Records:
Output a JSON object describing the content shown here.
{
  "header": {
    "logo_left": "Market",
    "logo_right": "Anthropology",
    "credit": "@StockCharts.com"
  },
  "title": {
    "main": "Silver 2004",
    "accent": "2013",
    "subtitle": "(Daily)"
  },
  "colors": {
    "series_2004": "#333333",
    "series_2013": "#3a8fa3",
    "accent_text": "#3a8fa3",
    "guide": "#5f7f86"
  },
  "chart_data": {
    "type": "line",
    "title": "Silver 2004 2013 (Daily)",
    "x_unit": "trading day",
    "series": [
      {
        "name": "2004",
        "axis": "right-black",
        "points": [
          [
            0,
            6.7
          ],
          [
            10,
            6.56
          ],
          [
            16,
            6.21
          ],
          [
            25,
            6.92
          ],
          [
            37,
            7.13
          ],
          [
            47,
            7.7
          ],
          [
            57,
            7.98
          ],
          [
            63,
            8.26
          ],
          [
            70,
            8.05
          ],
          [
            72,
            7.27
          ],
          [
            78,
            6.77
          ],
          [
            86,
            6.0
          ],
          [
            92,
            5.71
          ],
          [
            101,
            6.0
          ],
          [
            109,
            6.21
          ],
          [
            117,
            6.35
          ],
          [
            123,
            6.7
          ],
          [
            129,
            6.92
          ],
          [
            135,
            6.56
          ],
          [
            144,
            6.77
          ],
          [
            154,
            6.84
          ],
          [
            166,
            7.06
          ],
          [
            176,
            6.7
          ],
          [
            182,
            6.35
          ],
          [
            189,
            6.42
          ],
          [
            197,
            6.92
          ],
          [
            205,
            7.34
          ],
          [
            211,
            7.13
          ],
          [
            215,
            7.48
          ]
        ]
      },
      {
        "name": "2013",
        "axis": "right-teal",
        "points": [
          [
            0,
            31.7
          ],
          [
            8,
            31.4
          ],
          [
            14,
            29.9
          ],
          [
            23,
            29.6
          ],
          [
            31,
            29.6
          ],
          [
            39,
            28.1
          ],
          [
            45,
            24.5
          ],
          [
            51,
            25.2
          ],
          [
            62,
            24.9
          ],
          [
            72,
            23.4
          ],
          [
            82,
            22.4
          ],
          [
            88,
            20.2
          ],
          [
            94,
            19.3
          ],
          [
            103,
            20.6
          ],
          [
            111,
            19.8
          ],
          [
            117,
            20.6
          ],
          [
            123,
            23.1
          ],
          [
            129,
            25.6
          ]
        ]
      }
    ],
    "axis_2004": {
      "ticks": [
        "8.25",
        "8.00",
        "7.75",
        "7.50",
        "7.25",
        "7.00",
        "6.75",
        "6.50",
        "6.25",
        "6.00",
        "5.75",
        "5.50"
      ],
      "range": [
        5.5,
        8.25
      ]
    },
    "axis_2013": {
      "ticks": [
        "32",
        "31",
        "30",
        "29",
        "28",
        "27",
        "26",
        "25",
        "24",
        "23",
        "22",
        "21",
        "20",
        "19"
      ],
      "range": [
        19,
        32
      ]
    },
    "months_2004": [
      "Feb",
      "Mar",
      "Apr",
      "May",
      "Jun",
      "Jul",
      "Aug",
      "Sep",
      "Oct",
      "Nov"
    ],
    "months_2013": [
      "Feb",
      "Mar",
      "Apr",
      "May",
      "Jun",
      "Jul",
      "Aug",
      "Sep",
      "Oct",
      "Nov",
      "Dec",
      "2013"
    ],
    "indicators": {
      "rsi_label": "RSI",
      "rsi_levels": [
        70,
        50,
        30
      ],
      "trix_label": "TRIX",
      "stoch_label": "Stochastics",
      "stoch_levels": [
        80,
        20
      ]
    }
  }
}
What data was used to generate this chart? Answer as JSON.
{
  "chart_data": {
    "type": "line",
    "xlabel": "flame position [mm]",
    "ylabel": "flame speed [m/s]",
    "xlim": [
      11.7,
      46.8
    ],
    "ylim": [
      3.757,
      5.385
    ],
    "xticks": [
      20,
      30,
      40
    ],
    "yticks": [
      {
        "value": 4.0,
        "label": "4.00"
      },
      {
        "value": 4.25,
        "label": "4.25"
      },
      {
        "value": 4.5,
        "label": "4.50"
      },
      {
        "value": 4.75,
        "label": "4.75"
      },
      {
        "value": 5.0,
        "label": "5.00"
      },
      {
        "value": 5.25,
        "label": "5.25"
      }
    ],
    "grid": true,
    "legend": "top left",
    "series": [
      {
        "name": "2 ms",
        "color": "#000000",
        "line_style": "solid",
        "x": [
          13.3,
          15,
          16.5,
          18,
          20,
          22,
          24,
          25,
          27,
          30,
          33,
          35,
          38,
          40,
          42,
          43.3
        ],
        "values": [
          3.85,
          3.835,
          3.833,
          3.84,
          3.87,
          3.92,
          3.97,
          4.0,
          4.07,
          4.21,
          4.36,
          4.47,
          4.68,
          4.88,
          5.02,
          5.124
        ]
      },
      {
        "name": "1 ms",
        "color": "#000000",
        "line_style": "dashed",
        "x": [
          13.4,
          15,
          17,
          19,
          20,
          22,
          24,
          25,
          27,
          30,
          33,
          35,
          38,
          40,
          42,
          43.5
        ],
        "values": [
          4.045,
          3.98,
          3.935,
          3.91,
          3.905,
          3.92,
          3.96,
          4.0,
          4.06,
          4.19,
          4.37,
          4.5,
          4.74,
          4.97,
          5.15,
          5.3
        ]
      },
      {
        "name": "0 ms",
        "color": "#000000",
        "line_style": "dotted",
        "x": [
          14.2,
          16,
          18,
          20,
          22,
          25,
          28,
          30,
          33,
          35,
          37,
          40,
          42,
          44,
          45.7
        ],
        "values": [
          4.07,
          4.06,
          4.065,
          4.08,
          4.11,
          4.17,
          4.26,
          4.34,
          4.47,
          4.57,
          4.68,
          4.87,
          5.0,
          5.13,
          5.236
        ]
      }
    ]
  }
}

To be done> The full set of records should be duplicated exactly.

Expected answer>
Output a JSON object describing the content shown here.
{
  "header": {
    "logo_left": "Market",
    "logo_right": "Anthropology",
    "credit": "@StockCharts.com"
  },
  "title": {
    "main": "Silver 2004",
    "accent": "2013",
    "subtitle": "(Daily)"
  },
  "colors": {
    "series_2004": "#333333",
    "series_2013": "#3a8fa3",
    "accent_text": "#3a8fa3",
    "guide": "#5f7f86"
  },
  "chart_data": {
    "type": "line",
    "title": "Silver 2004 2013 (Daily)",
    "x_unit": "trading day",
    "series": [
      {
        "name": "2004",
        "axis": "right-black",
        "points": [
          [
            0,
            6.7
          ],
          [
            10,
            6.56
          ],
          [
            16,
            6.21
          ],
          [
            25,
            6.92
          ],
          [
            37,
            7.13
          ],
          [
            47,
            7.7
          ],
          [
            57,
            7.98
          ],
          [
            63,
            8.26
          ],
          [
            70,
            8.05
          ],
          [
            72,
            7.27
          ],
          [
            78,
            6.77
          ],
          [
            86,
            6.0
          ],
          [
            92,
            5.71
          ],
          [
            101,
            6.0
          ],
          [
            109,
            6.21
          ],
          [
            117,
            6.35
          ],
          [
            123,
            6.7
          ],
          [
            129,
            6.92
          ],
          [
            135,
            6.56
          ],
          [
            144,
            6.77
          ],
          [
            154,
            6.84
          ],
          [
            166,
            7.06
          ],
          [
            176,
            6.7
          ],
          [
            182,
            6.35
          ],
          [
            189,
            6.42
          ],
          [
            197,
            6.92
          ],
          [
            205,
            7.34
          ],
          [
            211,
            7.13
          ],
          [
            215,
            7.48
          ]
        ]
      },
      {
        "name": "2013",
        "axis": "right-teal",
        "points": [
          [
            0,
            31.7
          ],
          [
            8,
            31.4
          ],
          [
            14,
            29.9
          ],
          [
            23,
            29.6
          ],
          [
            31,
            29.6
          ],
          [
            39,
            28.1
          ],
          [
            45,
            24.5
          ],
          [
            51,
            25.2
          ],
          [
            62,
            24.9
          ],
          [
            72,
            23.4
          ],
          [
            82,
            22.4
          ],
          [
            88,
            20.2
          ],
          [
            94,
            19.3
          ],
          [
            103,
            20.6
          ],
          [
            111,
            19.8
          ],
          [
            117,
            20.6
          ],
          [
            123,
            23.1
          ],
          [
            129,
            25.6
          ]
        ]
      }
    ],
    "axis_2004": {
      "ticks": [
        "8.25",
        "8.00",
        "7.75",
        "7.50",
        "7.25",
        "7.00",
        "6.75",
        "6.50",
        "6.25",
        "6.00",
        "5.75",
        "5.50"
      ],
      "range": [
        5.5,
        8.25
      ]
    },
    "axis_2013": {
      "ticks": [
        "32",
        "31",
        "30",
        "29",
        "28",
        "27",
        "26",
        "25",
        "24",
        "23",
        "22",
        "21",
        "20",
        "19"
      ],
      "range": [
        19,
        32
      ]
    },
    "months_2004": [
      "Feb",
      "Mar",
      "Apr",
      "May",
      "Jun",
      "Jul",
      "Aug",
      "Sep",
      "Oct",
      "Nov"
    ],
    "months_2013": [
      "Feb",
      "Mar",
      "Apr",
      "May",
      "Jun",
      "Jul",
      "Aug",
      "Sep",
      "Oct",
      "Nov",
      "Dec",
      "2013"
    ],
    "indicators": {
      "rsi_label": "RSI",
      "rsi_levels": [
        70,
        50,
        30
      ],
      "trix_label": "TRIX",
      "stoch_label": "Stochastics",
      "stoch_levels": [
        80,
        20
      ]
    }
  }
}
What data was used to generate this chart? Answer as JSON.
{
  "chart_data": {
    "type": "line",
    "xlabel": "flame position [mm]",
    "ylabel": "flame speed [m/s]",
    "xlim": [
      11.7,
      46.8
    ],
    "ylim": [
      3.757,
      5.385
    ],
    "xticks": [
      20,
      30,
      40
    ],
    "yticks": [
      {
        "value": 4.0,
        "label": "4.00"
      },
      {
        "value": 4.25,
        "label": "4.25"
      },
      {
        "value": 4.5,
        "label": "4.50"
      },
      {
        "value": 4.75,
        "label": "4.75"
      },
      {
        "value": 5.0,
        "label": "5.00"
      },
      {
        "value": 5.25,
        "label": "5.25"
      }
    ],
    "grid": true,
    "legend": "top left",
    "series": [
      {
        "name": "2 ms",
        "color": "#000000",
        "line_style": "solid",
        "x": [
          13.3,
          15,
          16.5,
          18,
          20,
          22,
          24,
          25,
          27,
          30,
          33,
          35,
          38,
          40,
          42,
          43.3
        ],
        "values": [
          3.85,
          3.835,
          3.833,
          3.84,
          3.87,
          3.92,
          3.97,
          4.0,
          4.07,
          4.21,
          4.36,
          4.47,
          4.68,
          4.88,
          5.02,
          5.124
        ]
      },
      {
        "name": "1 ms",
        "color": "#000000",
        "line_style": "dashed",
        "x": [
          13.4,
          15,
          17,
          19,
          20,
          22,
          24,
          25,
          27,
          30,
          33,
          35,
          38,
          40,
          42,
          43.5
        ],
        "values": [
          4.045,
          3.98,
          3.935,
          3.91,
          3.905,
          3.92,
          3.96,
          4.0,
          4.06,
          4.19,
          4.37,
          4.5,
          4.74,
          4.97,
          5.15,
          5.3
        ]
      },
      {
        "name": "0 ms",
        "color": "#000000",
        "line_style": "dotted",
        "x": [
          14.2,
          16,
          18,
          20,
          22,
          25,
          28,
          30,
          33,
          35,
          37,
          40,
          42,
          44,
          45.7
        ],
        "values": [
          4.07,
          4.06,
          4.065,
          4.08,
          4.11,
          4.17,
          4.26,
          4.34,
          4.47,
          4.57,
          4.68,
          4.87,
          5.0,
          5.13,
          5.236
        ]
      }
    ]
  }
}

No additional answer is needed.